RECORDS FOR PROCESSING =
____________________

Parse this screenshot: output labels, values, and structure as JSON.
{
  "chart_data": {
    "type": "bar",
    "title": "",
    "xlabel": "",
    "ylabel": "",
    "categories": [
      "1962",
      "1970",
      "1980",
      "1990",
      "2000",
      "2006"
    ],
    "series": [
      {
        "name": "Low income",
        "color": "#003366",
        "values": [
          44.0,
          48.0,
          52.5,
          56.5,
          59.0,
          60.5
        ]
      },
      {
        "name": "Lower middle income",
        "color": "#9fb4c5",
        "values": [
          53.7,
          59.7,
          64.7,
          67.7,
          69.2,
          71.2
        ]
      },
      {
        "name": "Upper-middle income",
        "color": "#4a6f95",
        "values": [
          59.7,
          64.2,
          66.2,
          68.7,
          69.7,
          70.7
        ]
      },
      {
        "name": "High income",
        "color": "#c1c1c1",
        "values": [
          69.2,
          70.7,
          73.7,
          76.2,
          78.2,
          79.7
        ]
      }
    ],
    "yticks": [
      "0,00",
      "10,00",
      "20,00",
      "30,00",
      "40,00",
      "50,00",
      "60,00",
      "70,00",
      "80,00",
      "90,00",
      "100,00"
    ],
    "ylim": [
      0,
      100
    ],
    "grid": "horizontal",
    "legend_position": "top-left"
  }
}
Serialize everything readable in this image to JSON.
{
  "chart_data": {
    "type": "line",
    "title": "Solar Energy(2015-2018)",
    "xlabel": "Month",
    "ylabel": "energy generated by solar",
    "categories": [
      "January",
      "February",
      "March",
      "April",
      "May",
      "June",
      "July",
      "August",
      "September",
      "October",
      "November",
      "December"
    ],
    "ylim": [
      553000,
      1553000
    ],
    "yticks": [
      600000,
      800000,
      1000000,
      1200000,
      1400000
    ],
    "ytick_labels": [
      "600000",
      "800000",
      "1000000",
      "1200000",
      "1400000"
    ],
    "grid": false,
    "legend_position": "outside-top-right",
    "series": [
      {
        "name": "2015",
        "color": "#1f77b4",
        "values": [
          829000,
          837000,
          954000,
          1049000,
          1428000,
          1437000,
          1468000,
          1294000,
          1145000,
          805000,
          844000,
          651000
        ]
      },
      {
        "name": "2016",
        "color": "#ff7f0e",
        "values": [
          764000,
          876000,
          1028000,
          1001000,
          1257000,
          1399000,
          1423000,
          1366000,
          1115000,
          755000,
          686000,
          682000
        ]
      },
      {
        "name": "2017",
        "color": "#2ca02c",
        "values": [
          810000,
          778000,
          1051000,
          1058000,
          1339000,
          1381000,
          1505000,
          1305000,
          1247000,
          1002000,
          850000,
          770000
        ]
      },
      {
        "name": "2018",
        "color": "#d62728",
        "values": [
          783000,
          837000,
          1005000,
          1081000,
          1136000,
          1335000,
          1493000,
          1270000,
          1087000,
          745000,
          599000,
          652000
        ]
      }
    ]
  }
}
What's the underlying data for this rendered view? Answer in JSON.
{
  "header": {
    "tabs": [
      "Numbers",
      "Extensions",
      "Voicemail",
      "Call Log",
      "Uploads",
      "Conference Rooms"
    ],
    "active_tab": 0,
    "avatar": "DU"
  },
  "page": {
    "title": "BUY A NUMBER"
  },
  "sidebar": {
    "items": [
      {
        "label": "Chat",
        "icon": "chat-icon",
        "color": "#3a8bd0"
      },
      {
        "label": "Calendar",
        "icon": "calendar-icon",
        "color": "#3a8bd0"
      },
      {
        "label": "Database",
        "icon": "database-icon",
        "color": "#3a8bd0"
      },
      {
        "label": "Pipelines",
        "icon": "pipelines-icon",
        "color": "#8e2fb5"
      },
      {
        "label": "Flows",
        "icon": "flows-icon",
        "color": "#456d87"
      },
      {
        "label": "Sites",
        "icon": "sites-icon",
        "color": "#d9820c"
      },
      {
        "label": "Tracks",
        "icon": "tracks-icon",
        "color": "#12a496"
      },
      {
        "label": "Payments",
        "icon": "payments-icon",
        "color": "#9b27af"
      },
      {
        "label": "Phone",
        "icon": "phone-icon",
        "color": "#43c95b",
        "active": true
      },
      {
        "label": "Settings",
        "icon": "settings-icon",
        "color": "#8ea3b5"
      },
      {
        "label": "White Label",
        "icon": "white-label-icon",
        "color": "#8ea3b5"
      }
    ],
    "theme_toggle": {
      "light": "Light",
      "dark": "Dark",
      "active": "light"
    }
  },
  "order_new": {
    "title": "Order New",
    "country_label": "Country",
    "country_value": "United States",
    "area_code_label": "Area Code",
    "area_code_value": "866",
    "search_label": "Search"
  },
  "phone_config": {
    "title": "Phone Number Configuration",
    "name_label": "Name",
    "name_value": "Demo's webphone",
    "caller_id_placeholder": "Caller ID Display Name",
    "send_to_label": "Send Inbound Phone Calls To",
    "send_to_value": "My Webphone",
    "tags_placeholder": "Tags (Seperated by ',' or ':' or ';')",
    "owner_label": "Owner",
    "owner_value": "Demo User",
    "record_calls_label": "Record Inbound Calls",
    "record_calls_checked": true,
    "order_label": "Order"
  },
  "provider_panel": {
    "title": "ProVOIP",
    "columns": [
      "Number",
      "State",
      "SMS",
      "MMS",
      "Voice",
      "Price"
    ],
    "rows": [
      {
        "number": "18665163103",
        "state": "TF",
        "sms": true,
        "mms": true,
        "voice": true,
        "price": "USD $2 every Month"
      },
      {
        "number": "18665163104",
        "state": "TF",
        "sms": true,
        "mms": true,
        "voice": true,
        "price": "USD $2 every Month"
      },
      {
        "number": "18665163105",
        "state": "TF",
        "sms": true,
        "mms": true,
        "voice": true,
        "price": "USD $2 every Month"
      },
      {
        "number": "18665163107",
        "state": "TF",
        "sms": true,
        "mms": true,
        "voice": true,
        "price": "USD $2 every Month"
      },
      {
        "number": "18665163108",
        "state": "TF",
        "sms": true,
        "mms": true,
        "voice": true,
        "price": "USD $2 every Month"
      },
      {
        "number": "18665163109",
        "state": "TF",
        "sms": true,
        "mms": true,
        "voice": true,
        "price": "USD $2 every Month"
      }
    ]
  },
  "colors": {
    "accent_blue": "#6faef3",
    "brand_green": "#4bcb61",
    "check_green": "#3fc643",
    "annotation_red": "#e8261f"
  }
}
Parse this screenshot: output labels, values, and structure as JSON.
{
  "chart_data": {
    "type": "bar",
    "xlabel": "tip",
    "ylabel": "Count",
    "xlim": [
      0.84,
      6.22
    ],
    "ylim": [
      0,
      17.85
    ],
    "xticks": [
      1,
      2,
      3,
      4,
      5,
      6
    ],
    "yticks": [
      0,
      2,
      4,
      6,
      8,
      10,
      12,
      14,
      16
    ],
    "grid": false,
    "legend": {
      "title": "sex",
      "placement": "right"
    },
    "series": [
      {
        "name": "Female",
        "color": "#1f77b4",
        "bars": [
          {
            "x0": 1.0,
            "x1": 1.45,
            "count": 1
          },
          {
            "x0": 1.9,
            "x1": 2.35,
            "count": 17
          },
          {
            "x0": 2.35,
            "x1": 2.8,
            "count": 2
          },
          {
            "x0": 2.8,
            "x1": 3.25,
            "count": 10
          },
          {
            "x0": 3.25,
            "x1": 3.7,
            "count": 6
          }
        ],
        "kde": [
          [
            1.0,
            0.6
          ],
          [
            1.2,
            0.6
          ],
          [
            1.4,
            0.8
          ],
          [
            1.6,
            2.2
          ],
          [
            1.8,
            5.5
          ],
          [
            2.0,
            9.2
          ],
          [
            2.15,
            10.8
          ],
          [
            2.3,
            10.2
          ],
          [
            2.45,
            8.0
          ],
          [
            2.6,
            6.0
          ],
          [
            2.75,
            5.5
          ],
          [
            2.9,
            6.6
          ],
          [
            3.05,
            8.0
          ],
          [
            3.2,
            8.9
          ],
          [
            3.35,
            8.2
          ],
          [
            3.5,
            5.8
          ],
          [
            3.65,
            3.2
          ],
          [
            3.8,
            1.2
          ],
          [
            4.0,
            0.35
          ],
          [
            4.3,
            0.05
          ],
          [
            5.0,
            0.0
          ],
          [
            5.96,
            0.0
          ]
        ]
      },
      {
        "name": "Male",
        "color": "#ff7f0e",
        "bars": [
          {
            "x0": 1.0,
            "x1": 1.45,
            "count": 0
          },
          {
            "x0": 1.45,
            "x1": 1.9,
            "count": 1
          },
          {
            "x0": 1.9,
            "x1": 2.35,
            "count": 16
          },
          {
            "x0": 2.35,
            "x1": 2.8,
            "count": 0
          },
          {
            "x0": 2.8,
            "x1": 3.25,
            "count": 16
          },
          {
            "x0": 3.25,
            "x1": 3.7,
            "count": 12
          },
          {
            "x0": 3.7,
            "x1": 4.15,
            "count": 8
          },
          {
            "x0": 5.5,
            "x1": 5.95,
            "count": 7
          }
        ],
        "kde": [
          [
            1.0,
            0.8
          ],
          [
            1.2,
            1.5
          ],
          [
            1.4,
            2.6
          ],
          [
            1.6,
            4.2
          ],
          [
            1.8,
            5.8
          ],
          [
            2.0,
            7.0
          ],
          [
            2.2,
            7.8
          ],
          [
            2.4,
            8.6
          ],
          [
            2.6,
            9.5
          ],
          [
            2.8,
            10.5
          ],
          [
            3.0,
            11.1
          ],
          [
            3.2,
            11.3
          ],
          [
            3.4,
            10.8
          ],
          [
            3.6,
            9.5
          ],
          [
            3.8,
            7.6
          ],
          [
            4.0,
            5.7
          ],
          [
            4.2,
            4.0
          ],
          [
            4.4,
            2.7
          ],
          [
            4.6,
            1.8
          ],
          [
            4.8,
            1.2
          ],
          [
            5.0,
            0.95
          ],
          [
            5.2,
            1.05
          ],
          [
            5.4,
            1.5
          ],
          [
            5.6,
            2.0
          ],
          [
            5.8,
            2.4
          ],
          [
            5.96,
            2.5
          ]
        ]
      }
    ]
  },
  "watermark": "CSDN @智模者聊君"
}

____________________

BRIEF = In the material above, find each line that contains the word "right", and select it.

RESPONSE FOR THIS EXERCISE =
    "legend_position": "outside-top-right",
      "placement": "right"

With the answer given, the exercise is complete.